Record extracts:
= = = = =

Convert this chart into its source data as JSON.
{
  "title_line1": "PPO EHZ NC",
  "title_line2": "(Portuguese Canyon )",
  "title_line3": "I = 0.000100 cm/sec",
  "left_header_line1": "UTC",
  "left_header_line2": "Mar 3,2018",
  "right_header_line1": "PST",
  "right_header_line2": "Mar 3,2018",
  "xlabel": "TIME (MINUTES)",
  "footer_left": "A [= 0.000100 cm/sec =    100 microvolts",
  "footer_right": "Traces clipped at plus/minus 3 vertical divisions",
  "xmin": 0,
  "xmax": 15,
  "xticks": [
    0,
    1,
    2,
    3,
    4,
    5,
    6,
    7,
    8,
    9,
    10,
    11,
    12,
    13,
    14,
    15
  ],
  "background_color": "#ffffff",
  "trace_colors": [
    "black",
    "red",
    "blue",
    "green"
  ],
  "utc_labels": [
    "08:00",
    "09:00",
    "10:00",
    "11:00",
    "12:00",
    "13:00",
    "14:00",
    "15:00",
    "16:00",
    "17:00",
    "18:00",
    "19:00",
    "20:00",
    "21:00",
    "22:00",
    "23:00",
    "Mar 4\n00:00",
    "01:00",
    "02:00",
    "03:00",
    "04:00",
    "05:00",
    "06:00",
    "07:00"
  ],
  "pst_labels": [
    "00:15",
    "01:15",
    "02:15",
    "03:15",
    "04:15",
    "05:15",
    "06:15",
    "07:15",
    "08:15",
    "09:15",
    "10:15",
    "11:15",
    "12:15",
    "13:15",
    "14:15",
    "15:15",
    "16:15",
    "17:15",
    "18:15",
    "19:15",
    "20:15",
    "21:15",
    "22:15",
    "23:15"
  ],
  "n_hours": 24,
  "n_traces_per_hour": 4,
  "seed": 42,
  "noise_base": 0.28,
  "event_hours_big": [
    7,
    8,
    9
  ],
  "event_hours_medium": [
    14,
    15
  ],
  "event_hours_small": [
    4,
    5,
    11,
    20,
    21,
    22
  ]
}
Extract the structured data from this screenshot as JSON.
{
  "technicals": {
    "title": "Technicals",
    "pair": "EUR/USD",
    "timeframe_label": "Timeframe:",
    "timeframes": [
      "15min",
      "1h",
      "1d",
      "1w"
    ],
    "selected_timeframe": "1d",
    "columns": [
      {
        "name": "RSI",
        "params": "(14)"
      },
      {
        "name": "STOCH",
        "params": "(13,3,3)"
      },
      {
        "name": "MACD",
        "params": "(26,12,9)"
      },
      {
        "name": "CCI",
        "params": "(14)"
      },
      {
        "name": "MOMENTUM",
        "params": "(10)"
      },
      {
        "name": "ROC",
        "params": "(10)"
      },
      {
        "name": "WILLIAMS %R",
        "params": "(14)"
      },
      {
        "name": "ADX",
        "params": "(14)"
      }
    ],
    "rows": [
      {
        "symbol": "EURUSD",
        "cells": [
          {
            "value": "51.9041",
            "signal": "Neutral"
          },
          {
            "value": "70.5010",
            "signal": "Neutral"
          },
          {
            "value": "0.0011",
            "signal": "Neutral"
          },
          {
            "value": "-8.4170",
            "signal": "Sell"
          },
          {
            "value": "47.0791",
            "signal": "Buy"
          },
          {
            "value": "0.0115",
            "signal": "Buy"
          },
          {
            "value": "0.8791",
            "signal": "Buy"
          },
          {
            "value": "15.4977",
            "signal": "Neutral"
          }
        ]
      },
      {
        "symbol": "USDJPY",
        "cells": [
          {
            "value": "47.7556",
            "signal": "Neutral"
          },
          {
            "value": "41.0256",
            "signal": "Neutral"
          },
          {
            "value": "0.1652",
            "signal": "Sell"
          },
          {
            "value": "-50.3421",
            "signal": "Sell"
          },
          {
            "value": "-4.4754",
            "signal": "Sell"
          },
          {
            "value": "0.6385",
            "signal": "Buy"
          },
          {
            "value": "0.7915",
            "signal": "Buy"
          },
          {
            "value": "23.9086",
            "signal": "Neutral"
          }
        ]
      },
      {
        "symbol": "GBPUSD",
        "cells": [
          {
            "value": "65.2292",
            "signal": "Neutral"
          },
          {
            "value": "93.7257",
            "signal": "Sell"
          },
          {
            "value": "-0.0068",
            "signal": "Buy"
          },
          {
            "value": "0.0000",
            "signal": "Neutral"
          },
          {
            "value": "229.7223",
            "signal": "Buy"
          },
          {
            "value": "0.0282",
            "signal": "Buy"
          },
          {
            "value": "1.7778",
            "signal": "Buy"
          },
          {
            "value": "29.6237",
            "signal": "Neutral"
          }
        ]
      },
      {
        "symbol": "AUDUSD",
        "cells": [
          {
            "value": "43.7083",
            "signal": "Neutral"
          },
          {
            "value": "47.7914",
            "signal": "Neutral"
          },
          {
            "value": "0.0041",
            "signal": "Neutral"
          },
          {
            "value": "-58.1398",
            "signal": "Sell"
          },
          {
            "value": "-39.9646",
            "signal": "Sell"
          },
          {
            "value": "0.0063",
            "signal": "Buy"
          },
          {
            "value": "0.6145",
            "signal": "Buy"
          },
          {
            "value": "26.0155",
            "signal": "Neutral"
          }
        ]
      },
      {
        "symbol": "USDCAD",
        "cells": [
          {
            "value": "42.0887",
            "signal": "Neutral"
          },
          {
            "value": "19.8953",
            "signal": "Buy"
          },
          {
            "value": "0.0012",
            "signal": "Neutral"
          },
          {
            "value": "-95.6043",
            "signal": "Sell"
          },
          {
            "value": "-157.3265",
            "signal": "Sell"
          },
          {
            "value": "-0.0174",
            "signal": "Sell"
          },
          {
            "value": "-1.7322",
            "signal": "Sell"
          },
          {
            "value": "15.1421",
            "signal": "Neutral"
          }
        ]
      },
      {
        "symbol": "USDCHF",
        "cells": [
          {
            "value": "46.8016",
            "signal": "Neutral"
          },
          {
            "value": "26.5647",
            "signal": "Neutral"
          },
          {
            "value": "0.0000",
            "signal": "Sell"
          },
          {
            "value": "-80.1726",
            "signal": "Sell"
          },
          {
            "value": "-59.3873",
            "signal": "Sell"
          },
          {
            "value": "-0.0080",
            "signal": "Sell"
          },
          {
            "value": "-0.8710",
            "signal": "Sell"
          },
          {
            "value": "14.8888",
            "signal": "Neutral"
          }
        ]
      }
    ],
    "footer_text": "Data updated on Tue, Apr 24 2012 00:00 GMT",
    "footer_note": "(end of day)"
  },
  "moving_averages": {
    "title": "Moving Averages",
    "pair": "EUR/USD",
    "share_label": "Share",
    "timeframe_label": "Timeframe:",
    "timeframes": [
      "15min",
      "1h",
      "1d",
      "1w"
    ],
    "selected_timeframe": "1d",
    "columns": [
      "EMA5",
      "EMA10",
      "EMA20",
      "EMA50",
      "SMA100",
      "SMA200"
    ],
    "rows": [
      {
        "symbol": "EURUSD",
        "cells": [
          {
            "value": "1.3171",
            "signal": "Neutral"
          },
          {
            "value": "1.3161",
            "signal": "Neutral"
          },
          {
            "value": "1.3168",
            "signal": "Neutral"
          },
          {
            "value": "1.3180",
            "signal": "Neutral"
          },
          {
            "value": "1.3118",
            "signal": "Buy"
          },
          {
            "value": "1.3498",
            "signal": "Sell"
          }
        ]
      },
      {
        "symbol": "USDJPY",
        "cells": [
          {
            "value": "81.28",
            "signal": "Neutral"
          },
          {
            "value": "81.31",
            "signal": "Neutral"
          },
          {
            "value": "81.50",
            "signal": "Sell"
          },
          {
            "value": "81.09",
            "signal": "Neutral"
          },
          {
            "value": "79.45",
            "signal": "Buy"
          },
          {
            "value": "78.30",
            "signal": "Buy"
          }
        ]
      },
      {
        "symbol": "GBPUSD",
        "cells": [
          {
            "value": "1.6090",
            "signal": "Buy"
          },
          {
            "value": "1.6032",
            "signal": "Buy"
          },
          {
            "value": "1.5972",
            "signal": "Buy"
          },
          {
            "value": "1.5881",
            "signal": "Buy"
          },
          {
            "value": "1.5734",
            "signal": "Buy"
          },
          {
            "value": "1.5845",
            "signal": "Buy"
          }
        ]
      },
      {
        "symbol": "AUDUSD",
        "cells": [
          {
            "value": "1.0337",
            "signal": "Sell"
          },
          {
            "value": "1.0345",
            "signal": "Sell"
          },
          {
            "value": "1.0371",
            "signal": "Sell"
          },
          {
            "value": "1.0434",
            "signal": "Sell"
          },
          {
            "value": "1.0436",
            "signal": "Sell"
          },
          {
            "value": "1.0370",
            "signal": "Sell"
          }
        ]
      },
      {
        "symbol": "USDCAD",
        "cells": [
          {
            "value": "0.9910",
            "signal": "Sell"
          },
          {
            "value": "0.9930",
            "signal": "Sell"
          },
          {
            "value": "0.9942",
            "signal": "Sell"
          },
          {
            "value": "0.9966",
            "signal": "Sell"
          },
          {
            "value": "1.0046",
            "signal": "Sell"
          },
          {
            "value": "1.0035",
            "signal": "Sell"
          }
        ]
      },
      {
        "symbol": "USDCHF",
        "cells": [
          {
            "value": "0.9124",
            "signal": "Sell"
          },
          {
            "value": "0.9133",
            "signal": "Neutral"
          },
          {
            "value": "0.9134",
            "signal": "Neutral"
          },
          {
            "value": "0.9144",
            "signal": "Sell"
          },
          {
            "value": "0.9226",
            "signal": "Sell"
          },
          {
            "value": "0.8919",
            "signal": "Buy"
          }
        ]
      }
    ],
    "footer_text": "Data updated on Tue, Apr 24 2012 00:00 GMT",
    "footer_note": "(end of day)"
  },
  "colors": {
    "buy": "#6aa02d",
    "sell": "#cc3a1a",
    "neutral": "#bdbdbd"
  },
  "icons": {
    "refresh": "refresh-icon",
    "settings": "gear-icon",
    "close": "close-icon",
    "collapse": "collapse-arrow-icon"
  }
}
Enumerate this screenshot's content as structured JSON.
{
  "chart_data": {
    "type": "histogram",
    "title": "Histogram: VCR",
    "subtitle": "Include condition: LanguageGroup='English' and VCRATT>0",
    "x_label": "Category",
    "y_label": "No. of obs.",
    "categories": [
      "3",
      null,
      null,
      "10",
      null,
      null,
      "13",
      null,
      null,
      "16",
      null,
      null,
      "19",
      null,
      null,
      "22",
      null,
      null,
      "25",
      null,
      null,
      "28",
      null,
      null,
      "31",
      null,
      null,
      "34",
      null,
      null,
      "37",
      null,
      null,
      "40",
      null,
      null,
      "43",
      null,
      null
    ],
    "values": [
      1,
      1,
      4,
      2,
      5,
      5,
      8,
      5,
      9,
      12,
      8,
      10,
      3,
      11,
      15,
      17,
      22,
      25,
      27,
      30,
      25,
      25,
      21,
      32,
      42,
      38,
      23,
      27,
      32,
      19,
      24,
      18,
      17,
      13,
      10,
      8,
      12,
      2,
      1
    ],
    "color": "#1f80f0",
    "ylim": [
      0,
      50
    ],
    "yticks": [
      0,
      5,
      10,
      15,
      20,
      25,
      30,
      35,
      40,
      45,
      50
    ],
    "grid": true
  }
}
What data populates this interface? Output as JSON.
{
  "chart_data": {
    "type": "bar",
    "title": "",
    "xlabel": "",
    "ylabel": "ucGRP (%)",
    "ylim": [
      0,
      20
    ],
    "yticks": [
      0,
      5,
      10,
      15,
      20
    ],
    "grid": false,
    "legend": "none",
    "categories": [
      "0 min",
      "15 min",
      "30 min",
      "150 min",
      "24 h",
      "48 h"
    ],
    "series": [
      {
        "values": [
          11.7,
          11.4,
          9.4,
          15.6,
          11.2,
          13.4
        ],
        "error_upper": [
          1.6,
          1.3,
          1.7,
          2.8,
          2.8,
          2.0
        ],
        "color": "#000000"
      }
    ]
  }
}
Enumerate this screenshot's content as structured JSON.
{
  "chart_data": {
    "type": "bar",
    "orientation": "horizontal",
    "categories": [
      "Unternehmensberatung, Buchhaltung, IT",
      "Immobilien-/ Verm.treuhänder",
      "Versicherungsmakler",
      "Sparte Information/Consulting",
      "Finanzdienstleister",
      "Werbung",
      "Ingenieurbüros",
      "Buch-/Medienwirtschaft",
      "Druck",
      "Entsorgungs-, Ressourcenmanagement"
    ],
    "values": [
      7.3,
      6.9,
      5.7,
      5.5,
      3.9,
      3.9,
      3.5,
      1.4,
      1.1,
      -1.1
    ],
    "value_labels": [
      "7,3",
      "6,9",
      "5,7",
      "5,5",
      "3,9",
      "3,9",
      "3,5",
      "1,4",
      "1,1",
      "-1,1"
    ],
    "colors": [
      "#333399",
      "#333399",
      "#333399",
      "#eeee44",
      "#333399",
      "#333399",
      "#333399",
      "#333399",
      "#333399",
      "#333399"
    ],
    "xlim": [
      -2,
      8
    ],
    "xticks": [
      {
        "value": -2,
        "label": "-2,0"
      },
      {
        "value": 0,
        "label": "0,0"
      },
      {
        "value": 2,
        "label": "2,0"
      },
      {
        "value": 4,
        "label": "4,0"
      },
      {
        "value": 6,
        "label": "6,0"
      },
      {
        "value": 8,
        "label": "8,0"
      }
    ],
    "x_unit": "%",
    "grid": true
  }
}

= = = = =

What is required:
Where a line above contains the word "this", copy that line.

Written response:
Convert this chart into its source data as JSON.
Extract the structured data from this screenshot as JSON.
Enumerate this screenshot's content as structured JSON.
What data populates this interface? Output as JSON.
Enumerate this screenshot's content as structured JSON.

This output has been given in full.